* REQUEST: Identify the lines that contain the string "enfrenta", then copy each of them.

* INFORMATION GIVEN:
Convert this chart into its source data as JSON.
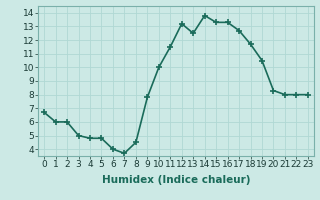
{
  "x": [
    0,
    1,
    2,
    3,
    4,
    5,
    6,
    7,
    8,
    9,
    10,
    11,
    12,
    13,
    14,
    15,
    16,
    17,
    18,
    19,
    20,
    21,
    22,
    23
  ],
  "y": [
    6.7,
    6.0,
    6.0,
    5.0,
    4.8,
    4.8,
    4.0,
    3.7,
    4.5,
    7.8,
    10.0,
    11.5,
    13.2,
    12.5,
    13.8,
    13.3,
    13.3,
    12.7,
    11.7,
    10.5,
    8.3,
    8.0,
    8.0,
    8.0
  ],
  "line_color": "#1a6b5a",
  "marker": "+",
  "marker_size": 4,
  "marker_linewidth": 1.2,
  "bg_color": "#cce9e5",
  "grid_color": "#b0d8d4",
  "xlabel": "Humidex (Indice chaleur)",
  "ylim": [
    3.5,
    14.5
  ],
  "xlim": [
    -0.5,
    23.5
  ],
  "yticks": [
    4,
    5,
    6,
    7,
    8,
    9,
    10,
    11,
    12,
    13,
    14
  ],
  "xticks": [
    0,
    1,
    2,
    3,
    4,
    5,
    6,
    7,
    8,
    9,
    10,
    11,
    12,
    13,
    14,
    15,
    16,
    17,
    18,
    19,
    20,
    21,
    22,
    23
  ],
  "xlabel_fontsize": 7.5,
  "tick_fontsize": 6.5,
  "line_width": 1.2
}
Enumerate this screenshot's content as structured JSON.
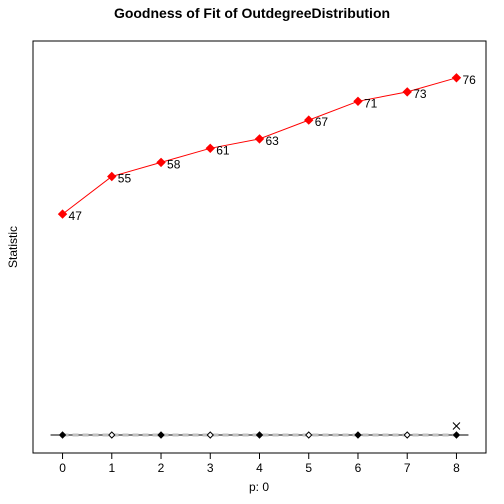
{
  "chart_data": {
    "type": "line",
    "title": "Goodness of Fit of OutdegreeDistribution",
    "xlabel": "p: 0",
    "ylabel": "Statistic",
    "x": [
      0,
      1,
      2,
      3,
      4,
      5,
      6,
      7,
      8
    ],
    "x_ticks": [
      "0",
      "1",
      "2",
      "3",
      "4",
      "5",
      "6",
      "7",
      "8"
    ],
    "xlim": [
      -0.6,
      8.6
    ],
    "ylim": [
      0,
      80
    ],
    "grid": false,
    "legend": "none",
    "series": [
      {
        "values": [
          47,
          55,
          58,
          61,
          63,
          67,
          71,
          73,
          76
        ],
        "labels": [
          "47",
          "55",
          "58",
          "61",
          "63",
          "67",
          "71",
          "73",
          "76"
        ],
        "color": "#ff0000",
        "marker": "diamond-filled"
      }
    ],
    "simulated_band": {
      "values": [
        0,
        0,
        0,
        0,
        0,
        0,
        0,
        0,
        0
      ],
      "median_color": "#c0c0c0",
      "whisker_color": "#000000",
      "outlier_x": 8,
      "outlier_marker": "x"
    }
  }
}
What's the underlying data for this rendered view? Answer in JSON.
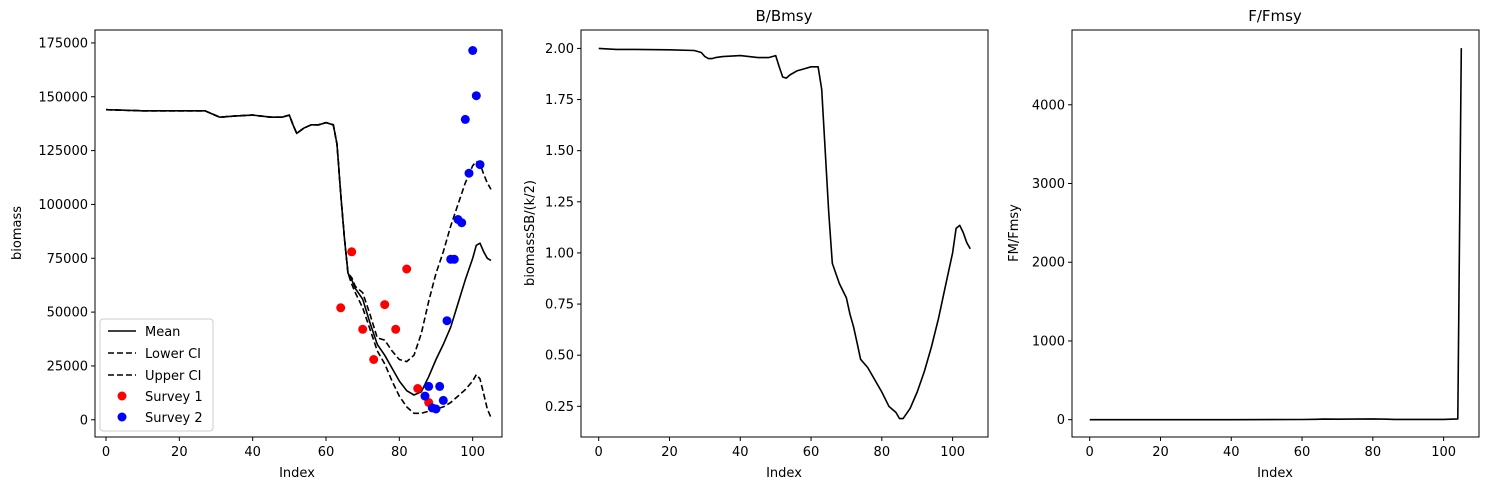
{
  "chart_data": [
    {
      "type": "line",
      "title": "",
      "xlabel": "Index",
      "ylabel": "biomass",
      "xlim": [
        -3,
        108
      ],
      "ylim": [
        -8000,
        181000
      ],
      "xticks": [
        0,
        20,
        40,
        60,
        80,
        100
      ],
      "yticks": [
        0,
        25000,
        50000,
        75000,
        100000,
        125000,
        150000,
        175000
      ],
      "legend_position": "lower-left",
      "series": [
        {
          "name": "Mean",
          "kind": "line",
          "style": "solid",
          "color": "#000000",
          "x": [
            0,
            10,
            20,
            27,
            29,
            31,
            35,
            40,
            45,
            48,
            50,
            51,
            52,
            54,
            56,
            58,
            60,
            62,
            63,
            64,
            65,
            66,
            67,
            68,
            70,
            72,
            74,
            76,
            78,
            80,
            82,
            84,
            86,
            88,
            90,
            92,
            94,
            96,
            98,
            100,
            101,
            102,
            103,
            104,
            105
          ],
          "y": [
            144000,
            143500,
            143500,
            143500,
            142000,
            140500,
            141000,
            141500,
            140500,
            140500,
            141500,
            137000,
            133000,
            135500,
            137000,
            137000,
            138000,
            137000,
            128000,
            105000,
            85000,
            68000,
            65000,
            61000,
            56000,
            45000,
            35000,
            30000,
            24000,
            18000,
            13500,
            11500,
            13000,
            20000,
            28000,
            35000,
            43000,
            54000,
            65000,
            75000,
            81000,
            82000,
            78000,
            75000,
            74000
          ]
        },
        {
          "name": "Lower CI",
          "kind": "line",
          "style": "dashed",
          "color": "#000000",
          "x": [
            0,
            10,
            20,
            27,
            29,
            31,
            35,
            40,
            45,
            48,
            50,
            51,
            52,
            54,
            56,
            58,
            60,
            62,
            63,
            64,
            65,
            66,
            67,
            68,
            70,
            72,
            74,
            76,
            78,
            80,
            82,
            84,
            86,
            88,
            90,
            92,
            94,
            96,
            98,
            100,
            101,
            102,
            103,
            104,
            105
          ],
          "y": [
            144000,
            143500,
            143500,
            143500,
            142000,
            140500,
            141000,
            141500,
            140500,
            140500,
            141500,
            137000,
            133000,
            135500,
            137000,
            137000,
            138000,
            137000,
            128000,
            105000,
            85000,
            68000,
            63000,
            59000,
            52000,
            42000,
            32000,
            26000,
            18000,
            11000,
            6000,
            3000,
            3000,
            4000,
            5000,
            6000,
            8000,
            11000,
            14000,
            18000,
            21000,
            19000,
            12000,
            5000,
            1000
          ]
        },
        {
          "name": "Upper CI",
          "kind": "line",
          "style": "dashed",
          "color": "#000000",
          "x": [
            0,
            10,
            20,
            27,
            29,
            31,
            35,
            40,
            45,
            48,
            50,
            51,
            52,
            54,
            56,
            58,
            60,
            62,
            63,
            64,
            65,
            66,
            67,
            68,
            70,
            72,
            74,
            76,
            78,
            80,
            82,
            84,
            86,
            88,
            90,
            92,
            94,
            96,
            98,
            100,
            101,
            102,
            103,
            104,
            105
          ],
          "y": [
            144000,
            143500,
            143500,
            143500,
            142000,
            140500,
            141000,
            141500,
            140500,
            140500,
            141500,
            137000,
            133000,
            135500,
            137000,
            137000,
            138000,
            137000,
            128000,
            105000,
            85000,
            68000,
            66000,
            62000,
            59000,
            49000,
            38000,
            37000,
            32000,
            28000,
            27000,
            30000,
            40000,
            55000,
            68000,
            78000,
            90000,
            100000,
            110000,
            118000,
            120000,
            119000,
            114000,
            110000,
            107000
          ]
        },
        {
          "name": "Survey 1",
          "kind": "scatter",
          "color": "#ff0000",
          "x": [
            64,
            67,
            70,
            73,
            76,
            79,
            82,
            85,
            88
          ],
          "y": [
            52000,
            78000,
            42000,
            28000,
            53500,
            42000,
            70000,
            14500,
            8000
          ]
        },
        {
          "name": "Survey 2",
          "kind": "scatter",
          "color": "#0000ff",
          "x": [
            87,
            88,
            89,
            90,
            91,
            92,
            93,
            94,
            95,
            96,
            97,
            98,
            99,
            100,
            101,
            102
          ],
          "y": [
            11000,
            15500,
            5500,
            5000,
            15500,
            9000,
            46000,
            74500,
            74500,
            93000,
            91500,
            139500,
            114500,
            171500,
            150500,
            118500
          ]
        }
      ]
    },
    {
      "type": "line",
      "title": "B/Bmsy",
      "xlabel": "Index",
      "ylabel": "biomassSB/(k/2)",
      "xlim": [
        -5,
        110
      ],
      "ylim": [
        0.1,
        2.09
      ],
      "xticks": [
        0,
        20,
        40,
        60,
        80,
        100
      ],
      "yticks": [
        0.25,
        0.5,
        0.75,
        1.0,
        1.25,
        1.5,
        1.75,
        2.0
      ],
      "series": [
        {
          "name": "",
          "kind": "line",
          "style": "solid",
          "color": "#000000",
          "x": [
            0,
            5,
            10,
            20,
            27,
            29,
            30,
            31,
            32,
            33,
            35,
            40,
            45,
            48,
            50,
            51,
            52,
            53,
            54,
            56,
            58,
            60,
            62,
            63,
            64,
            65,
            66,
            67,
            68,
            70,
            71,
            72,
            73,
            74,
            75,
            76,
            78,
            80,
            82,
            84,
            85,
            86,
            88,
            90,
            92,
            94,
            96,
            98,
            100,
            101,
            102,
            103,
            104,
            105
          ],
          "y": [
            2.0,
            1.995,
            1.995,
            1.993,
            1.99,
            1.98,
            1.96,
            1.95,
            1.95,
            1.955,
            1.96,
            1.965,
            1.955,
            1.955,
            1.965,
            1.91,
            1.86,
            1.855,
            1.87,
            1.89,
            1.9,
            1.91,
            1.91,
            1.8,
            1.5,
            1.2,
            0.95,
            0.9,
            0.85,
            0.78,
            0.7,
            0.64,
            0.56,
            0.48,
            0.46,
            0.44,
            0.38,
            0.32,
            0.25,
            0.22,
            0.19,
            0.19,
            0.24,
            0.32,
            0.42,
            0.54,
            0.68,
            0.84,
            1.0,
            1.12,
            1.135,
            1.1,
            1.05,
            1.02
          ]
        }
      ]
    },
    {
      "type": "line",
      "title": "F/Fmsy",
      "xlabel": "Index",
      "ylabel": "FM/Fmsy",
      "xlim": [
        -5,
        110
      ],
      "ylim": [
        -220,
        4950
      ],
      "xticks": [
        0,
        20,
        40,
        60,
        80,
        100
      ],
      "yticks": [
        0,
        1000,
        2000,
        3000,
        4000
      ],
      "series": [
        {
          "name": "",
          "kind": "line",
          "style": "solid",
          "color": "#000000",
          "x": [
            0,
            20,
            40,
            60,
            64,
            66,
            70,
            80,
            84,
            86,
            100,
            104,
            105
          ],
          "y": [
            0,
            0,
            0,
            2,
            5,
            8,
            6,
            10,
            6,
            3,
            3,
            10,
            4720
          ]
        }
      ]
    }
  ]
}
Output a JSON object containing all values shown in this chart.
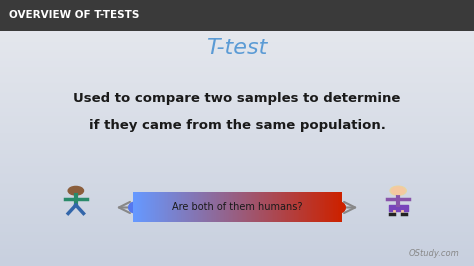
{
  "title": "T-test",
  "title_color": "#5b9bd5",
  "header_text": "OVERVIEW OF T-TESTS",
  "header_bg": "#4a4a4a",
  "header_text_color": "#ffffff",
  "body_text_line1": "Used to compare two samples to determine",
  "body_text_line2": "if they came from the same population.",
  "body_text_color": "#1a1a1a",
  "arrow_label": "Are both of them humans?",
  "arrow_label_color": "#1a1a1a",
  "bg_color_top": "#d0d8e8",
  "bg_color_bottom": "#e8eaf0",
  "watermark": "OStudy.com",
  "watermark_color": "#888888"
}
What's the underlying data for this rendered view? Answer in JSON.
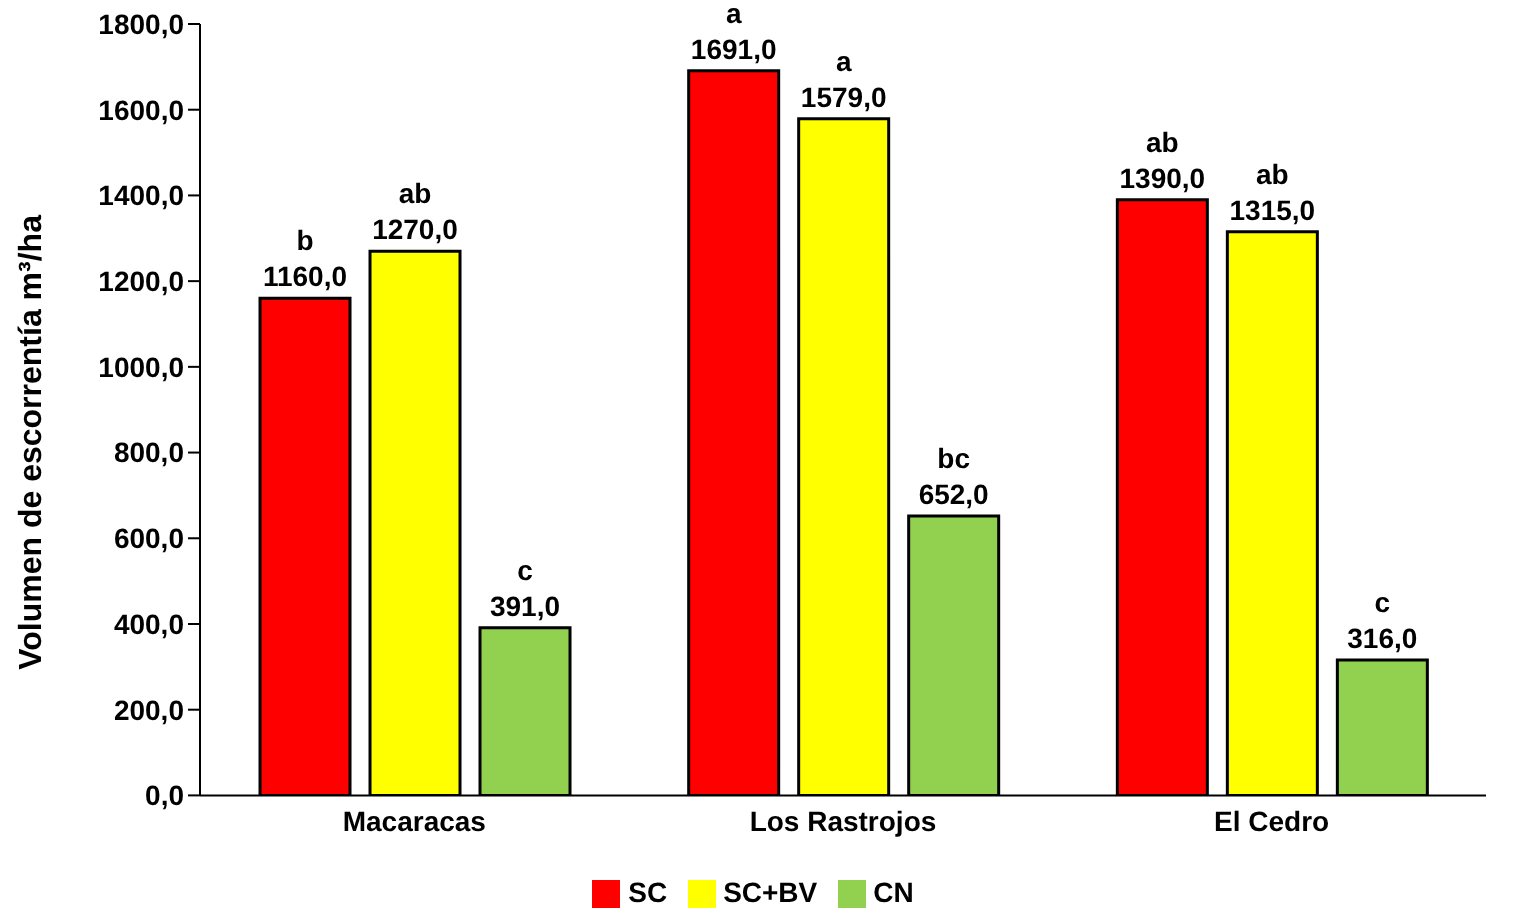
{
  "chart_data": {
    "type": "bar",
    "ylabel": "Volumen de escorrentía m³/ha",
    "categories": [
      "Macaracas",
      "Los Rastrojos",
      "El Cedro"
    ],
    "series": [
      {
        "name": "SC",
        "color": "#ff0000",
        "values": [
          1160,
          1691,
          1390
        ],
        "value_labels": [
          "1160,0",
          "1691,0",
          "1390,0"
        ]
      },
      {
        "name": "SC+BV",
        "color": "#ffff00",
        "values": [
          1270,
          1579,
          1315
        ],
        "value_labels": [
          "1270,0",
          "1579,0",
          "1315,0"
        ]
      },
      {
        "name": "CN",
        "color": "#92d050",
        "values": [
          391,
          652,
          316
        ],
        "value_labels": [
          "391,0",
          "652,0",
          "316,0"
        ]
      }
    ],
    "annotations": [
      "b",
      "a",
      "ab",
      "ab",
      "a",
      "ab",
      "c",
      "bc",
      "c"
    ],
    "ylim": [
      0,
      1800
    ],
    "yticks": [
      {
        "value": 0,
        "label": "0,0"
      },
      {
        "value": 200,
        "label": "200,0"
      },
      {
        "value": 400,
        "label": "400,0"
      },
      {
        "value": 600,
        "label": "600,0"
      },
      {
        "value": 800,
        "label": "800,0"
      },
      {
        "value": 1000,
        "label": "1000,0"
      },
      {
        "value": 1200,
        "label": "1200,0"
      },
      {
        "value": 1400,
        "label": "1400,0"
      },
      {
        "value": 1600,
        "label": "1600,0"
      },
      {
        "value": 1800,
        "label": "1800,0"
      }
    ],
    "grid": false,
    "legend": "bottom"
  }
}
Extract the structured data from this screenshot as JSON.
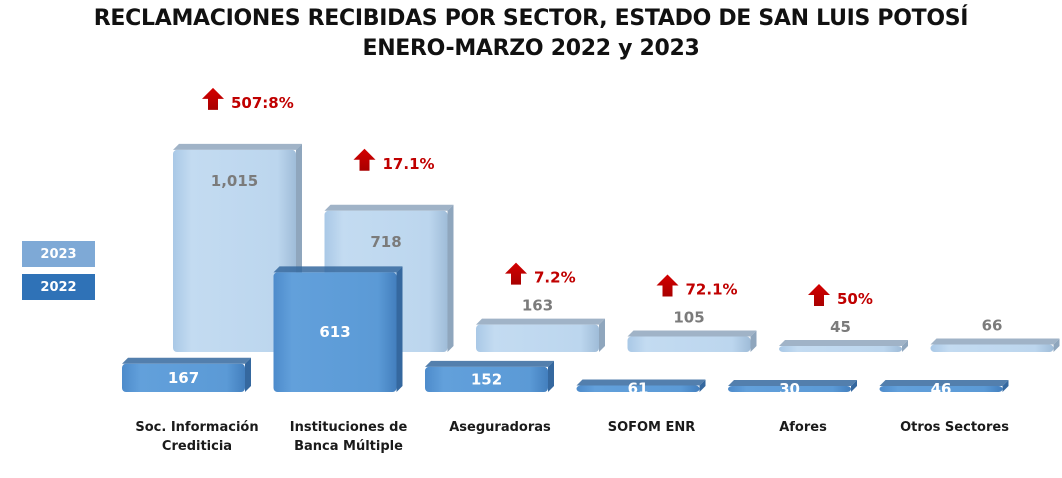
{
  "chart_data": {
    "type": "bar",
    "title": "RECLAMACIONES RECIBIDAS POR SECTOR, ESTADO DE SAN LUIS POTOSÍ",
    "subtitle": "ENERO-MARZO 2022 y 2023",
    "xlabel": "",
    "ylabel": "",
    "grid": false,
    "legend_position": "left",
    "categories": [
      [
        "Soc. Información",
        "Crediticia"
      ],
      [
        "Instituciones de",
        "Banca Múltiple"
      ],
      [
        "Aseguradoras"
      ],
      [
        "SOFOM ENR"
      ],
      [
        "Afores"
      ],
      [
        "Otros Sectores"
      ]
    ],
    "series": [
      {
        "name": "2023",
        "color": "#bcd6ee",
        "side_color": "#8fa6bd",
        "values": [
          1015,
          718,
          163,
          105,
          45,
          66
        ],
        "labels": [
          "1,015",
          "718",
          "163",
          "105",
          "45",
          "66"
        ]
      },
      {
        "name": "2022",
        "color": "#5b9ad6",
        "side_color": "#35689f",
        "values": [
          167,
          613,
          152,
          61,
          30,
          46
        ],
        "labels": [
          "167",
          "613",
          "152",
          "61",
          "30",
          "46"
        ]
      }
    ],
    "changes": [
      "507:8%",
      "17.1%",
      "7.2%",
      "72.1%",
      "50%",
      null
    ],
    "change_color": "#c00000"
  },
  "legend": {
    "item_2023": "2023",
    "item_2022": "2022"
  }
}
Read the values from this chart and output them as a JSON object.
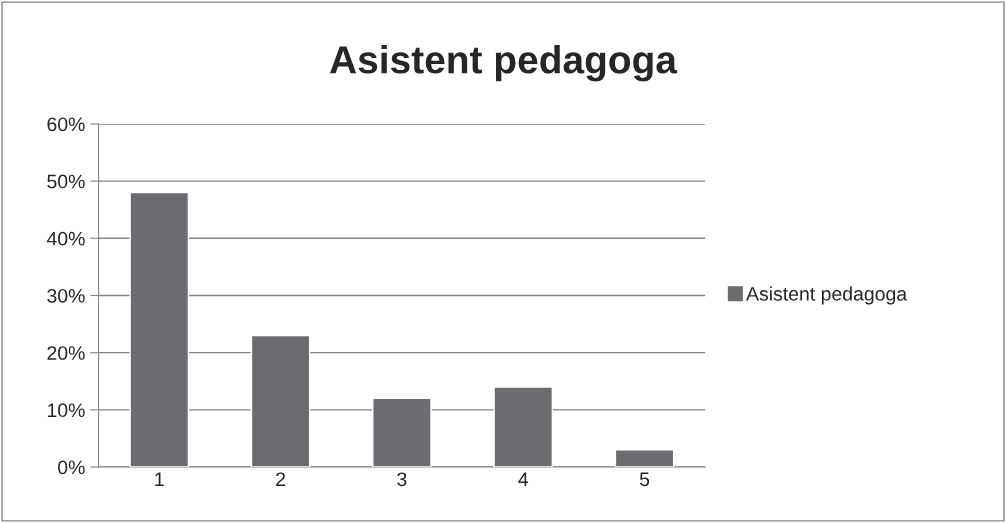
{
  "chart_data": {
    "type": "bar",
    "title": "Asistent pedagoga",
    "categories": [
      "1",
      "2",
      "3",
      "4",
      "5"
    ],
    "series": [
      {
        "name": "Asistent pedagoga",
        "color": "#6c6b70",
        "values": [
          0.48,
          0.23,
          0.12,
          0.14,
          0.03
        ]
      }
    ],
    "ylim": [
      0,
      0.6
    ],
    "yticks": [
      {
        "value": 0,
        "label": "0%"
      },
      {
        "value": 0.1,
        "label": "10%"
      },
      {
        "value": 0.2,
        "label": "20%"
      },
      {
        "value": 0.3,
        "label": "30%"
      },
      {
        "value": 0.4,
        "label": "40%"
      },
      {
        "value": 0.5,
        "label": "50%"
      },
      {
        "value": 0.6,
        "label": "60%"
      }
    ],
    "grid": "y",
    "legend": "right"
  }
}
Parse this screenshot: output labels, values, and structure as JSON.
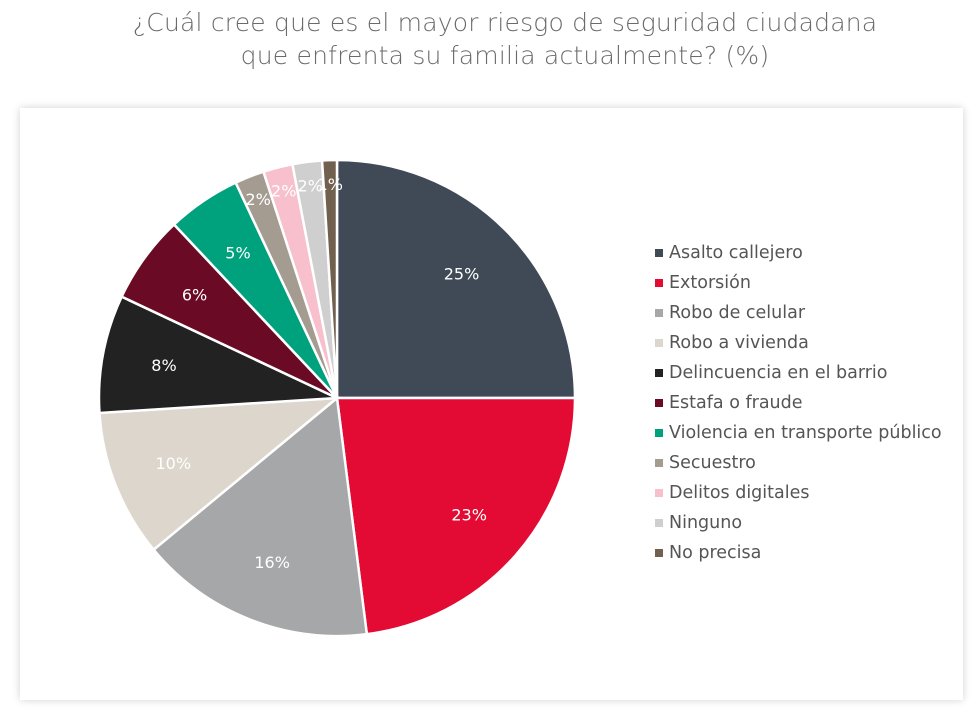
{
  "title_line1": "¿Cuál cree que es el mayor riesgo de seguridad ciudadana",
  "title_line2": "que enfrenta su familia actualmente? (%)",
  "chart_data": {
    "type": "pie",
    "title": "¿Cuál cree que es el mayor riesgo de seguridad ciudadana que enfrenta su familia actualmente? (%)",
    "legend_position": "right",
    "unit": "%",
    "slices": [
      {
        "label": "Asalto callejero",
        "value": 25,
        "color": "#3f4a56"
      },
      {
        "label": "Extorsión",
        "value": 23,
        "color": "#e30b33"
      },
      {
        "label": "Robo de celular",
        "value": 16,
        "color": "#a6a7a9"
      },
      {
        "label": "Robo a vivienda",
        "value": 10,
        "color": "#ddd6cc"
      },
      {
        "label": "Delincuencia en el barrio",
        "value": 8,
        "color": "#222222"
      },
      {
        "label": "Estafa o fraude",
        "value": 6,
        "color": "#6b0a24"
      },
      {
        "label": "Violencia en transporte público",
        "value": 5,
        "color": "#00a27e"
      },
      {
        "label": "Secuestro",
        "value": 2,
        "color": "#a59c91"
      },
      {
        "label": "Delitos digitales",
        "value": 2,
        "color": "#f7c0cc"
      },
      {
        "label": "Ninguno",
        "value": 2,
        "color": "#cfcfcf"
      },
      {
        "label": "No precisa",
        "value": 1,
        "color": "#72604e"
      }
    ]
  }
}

* ANSWER TO THE PROBLEM:
  "title_line2": "que enfrenta su familia actualmente? (%)",
    "title": "¿Cuál cree que es el mayor riesgo de seguridad ciudadana que enfrenta su familia actualmente? (%)",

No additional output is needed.